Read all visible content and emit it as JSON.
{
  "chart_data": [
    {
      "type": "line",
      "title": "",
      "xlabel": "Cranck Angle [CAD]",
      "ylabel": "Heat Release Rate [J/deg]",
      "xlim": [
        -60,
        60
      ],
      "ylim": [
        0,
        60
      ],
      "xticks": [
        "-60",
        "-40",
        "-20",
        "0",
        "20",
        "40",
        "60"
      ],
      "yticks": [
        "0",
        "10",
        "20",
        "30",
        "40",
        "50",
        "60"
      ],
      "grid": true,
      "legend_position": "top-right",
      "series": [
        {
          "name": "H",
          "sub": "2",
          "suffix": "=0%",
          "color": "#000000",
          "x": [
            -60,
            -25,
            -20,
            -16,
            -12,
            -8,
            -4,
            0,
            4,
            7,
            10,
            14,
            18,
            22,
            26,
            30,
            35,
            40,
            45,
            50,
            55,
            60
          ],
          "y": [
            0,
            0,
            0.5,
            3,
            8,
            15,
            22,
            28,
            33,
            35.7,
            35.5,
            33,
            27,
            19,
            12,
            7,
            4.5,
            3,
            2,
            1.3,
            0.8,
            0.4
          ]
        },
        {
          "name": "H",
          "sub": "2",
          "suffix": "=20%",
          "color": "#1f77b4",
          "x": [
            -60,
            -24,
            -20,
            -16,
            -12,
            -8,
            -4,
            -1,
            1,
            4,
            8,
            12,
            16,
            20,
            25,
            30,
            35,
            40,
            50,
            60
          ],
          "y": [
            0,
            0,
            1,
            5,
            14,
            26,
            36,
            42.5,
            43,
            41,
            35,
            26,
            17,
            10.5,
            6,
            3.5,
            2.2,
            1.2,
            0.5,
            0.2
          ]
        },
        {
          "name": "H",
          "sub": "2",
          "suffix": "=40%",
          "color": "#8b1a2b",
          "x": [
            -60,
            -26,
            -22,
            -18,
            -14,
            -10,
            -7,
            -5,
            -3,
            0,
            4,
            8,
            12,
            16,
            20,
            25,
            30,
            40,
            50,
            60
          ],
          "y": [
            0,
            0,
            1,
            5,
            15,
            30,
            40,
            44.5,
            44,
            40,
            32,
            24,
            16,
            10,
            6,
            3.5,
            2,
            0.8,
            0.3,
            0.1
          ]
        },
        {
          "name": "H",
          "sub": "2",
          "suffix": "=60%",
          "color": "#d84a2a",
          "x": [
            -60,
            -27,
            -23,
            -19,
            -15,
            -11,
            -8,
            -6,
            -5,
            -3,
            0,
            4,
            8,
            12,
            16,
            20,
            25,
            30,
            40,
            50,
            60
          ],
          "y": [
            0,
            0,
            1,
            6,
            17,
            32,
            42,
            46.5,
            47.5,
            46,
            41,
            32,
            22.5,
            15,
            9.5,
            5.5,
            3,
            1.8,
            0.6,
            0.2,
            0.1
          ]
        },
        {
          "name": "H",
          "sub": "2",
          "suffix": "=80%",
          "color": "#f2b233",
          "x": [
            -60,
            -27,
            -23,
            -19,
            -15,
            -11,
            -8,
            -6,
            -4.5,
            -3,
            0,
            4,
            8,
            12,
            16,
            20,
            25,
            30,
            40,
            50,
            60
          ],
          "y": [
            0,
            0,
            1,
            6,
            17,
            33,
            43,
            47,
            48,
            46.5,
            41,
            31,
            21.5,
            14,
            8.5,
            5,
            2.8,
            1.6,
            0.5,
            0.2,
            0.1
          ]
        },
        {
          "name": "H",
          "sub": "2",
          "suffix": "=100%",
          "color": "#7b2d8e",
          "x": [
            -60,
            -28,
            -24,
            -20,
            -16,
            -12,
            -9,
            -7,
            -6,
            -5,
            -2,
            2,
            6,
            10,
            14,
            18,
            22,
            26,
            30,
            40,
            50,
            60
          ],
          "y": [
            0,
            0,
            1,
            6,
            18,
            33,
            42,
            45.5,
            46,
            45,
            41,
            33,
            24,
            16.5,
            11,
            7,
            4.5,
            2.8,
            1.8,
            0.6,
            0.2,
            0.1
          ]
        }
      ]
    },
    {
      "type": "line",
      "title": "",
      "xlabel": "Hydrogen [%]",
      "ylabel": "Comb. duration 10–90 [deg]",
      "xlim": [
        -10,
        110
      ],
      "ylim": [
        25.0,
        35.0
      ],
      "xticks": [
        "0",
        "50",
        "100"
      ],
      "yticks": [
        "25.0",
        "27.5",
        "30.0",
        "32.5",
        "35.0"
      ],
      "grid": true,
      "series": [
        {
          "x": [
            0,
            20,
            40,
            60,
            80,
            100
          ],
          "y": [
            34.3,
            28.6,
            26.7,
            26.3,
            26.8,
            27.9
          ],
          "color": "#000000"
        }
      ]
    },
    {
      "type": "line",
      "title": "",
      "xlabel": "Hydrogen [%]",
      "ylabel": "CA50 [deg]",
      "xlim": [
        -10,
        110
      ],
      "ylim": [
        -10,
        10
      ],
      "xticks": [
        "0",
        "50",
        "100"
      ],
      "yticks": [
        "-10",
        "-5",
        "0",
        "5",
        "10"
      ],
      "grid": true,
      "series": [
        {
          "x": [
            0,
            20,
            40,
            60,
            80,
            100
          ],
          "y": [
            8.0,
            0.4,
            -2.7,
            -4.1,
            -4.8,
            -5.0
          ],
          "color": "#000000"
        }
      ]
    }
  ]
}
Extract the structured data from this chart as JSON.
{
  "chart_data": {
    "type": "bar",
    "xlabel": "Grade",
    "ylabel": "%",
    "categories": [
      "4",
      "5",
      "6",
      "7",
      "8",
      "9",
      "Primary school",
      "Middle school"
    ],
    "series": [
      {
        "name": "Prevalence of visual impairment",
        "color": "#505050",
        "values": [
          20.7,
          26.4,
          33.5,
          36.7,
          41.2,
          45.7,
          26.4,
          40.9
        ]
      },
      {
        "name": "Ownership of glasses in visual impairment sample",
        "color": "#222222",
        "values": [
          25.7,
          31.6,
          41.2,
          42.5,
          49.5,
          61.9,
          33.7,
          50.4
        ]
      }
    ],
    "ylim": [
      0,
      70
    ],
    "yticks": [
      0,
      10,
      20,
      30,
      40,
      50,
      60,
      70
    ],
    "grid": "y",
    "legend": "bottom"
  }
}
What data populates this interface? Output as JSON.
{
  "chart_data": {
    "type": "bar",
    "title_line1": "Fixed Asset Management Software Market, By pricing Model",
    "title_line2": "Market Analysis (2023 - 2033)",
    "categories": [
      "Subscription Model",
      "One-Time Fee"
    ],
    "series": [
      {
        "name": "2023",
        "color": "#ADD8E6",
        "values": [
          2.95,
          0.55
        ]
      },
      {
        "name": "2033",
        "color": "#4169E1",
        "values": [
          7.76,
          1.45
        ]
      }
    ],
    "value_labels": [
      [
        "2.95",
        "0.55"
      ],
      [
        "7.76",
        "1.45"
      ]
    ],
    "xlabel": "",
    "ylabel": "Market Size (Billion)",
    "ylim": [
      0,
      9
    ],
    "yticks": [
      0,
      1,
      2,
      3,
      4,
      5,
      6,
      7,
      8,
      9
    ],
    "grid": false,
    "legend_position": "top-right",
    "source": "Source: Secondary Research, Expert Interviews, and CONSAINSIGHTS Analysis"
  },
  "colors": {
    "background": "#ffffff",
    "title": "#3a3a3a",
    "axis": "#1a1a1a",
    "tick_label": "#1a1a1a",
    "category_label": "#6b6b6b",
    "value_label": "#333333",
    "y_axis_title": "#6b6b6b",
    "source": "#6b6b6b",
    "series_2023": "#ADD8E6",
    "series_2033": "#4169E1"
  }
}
------
# [Your objective]
Which lines contain "Analysis"? Copy each of them.

# [Response to the task]
    "title_line2": "Market Analysis (2023 - 2033)",
    "source": "Source: Secondary Research, Expert Interviews, and CONSAINSIGHTS Analysis"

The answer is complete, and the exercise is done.